### Task details
Comb the records below for the string "reference" and copy each line where it turns up.

### Data to process
----
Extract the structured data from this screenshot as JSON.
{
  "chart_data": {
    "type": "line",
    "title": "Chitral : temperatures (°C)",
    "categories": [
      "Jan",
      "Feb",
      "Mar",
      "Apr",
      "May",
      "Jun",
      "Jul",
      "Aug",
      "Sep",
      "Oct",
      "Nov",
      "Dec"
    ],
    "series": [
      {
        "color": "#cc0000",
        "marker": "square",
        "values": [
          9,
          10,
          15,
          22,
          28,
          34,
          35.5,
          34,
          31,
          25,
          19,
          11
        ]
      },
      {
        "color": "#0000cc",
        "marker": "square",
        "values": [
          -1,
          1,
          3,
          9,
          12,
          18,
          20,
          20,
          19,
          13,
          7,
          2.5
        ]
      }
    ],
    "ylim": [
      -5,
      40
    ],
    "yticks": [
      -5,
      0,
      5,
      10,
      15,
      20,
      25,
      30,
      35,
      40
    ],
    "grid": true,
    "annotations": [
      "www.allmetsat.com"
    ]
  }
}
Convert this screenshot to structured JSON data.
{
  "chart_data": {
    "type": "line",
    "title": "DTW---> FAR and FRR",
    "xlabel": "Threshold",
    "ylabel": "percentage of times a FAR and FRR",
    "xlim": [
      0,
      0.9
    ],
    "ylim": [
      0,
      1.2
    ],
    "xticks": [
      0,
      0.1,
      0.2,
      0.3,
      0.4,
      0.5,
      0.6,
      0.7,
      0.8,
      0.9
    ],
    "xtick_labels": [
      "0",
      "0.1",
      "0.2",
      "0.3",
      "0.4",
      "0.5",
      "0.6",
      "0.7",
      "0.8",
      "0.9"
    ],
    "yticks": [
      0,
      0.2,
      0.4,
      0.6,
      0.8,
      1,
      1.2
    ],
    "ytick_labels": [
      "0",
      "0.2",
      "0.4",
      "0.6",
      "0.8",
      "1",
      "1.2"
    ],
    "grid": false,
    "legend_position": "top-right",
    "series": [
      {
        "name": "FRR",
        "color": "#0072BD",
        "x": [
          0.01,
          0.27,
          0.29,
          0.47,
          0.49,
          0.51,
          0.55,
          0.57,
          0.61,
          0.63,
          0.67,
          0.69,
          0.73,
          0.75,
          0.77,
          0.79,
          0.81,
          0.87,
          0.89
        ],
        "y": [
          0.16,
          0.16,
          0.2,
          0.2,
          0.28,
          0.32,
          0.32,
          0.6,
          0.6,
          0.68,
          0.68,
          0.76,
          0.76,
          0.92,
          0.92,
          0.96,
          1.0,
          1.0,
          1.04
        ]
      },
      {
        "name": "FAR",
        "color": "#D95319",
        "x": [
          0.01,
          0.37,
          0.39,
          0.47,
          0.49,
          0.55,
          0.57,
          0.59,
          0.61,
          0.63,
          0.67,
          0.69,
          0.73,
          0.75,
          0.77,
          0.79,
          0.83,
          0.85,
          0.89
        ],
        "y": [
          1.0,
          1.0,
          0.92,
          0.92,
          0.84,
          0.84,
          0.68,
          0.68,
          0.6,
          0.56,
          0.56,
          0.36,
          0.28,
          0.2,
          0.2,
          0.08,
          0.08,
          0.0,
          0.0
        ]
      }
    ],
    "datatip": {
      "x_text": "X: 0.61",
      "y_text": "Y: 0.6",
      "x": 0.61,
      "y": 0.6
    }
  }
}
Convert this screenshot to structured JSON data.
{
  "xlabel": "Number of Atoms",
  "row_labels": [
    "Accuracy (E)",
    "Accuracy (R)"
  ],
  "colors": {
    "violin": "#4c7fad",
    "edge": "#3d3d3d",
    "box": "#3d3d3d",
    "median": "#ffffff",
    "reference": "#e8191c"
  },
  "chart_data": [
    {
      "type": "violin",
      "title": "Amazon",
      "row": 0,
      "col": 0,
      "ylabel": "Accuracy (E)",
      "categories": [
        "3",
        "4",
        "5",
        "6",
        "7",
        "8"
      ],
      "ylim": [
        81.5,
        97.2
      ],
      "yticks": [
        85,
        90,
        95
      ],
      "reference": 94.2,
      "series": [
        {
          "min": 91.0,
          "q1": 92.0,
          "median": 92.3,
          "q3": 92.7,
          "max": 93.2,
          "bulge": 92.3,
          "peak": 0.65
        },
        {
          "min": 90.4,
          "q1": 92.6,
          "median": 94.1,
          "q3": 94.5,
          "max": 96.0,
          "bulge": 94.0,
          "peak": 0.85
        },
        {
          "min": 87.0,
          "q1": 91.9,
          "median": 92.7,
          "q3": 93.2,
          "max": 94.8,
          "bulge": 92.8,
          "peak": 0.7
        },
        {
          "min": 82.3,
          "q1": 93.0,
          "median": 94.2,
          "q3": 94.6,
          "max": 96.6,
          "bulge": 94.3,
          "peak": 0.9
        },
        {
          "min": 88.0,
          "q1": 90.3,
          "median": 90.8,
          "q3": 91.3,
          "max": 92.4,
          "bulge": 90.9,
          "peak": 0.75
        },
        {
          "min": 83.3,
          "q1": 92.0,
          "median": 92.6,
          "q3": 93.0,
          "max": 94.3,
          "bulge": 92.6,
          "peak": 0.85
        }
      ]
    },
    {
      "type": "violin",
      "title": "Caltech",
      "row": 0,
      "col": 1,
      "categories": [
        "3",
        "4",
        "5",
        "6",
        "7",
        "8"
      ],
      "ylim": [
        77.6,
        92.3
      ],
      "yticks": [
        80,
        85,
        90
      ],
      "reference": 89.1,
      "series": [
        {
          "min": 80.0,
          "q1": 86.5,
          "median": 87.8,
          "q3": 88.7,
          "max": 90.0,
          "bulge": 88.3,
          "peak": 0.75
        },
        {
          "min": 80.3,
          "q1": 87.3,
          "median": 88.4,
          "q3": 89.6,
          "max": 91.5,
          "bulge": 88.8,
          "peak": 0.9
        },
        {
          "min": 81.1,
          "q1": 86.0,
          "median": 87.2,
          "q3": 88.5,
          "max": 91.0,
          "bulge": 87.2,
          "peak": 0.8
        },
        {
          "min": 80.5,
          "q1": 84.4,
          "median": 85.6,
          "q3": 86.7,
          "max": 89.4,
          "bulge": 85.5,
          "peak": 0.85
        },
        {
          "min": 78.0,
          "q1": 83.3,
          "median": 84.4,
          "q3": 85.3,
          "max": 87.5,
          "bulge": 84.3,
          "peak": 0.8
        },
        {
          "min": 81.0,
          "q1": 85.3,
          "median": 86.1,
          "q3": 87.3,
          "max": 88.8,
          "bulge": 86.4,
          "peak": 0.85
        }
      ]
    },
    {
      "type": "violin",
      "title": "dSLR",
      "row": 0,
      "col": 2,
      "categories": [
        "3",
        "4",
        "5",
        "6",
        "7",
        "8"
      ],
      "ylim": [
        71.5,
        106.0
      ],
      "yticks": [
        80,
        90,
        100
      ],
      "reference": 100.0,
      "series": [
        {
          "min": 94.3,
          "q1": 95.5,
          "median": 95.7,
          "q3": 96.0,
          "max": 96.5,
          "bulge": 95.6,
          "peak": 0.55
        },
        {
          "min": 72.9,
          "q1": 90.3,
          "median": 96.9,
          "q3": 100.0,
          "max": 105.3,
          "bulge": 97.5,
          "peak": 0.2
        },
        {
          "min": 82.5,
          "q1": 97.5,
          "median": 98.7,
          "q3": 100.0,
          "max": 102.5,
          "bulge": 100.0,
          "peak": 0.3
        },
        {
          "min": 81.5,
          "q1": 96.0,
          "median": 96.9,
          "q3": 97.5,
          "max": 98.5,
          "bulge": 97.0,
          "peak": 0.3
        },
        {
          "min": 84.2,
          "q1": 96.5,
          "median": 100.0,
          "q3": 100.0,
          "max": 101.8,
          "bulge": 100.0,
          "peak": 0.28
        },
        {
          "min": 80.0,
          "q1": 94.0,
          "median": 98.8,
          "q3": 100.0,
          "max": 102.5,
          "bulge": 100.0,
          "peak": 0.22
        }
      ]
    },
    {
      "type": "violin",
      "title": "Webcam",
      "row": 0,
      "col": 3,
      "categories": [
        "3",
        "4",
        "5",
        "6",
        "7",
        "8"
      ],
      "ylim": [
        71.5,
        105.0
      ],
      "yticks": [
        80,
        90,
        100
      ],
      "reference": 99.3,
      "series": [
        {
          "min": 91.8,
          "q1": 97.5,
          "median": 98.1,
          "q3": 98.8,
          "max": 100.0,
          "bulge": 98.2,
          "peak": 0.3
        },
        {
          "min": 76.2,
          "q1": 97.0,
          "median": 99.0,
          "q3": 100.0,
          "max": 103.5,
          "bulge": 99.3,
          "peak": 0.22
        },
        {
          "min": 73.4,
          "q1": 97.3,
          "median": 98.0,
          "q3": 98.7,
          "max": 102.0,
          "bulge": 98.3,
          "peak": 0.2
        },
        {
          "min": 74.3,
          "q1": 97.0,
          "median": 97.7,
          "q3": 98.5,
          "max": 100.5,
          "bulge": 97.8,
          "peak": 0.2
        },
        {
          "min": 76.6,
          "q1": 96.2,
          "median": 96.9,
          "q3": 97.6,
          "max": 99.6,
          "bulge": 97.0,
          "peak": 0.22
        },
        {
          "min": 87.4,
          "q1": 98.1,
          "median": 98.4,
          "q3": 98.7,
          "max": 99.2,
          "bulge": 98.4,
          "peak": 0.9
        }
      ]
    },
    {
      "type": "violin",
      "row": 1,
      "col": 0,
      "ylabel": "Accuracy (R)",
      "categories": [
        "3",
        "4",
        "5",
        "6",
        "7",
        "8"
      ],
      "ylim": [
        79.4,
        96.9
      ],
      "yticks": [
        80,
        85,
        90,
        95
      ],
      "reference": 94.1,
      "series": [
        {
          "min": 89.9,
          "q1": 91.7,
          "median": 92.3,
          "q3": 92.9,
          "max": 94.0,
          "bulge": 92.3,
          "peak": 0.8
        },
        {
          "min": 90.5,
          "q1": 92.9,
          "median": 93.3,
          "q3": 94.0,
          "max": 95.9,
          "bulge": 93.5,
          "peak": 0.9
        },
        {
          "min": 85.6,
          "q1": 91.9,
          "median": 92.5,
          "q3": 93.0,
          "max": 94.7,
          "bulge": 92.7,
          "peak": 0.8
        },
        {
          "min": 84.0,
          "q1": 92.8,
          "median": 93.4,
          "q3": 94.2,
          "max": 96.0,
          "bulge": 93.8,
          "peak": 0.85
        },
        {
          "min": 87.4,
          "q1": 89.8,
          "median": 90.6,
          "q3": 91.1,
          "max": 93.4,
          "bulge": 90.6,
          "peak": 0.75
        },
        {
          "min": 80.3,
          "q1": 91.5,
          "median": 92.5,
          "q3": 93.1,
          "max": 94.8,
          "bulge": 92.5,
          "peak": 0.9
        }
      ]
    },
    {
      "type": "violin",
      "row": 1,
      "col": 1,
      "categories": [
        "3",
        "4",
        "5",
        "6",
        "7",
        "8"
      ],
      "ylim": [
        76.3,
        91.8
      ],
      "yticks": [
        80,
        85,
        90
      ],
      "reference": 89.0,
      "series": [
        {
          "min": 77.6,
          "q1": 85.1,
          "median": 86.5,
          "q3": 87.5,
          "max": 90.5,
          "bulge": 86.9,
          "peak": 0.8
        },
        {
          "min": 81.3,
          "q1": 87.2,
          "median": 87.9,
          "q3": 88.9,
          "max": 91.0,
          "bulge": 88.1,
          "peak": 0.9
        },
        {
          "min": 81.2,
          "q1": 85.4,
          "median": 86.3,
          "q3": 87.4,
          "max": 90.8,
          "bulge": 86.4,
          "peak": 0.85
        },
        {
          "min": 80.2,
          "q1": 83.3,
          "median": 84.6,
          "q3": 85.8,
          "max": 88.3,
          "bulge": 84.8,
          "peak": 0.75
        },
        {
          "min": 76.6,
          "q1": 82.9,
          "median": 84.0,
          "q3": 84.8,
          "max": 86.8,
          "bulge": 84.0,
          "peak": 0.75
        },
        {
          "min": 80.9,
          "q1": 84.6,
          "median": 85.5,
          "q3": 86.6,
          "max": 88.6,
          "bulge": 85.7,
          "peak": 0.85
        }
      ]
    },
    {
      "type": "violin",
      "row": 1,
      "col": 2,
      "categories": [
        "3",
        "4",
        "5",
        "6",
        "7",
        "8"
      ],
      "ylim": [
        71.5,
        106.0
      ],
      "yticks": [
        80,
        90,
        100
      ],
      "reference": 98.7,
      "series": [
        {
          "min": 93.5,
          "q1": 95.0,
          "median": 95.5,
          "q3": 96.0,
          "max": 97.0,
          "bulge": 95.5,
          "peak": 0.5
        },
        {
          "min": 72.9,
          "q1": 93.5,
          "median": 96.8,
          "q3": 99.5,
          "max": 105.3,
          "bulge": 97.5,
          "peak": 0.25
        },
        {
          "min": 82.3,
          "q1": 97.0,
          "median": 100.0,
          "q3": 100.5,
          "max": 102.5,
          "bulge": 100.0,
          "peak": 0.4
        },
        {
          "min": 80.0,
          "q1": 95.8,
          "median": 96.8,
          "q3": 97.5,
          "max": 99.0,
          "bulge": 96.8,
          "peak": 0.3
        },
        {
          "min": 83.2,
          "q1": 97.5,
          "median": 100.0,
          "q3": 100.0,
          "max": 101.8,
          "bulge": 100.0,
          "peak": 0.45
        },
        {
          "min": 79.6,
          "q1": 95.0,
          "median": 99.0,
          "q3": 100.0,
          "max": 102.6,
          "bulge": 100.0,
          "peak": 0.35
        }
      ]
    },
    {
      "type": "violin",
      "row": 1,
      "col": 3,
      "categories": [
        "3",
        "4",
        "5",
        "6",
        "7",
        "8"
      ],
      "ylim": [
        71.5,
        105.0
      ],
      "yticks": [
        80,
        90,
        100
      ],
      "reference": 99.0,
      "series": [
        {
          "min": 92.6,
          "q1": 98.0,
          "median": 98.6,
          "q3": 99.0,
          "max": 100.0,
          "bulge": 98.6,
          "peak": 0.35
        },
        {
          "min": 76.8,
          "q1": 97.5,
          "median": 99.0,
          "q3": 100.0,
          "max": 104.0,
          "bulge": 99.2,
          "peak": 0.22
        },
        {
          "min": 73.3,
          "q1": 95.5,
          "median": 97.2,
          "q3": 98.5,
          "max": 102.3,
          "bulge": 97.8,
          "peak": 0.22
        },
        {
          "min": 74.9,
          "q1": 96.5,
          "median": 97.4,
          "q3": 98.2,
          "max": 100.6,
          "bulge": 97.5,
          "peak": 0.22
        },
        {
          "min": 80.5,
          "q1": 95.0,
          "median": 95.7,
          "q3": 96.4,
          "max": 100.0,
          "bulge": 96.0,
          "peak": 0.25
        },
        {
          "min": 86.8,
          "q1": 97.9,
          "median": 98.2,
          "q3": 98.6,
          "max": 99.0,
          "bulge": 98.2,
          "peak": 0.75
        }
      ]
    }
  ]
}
----
### Reply
    "reference": "#e8191c"
      "reference": 94.2,
      "reference": 89.1,
      "reference": 100.0,
      "reference": 99.3,
      "reference": 94.1,
      "reference": 89.0,
      "reference": 98.7,
      "reference": 99.0,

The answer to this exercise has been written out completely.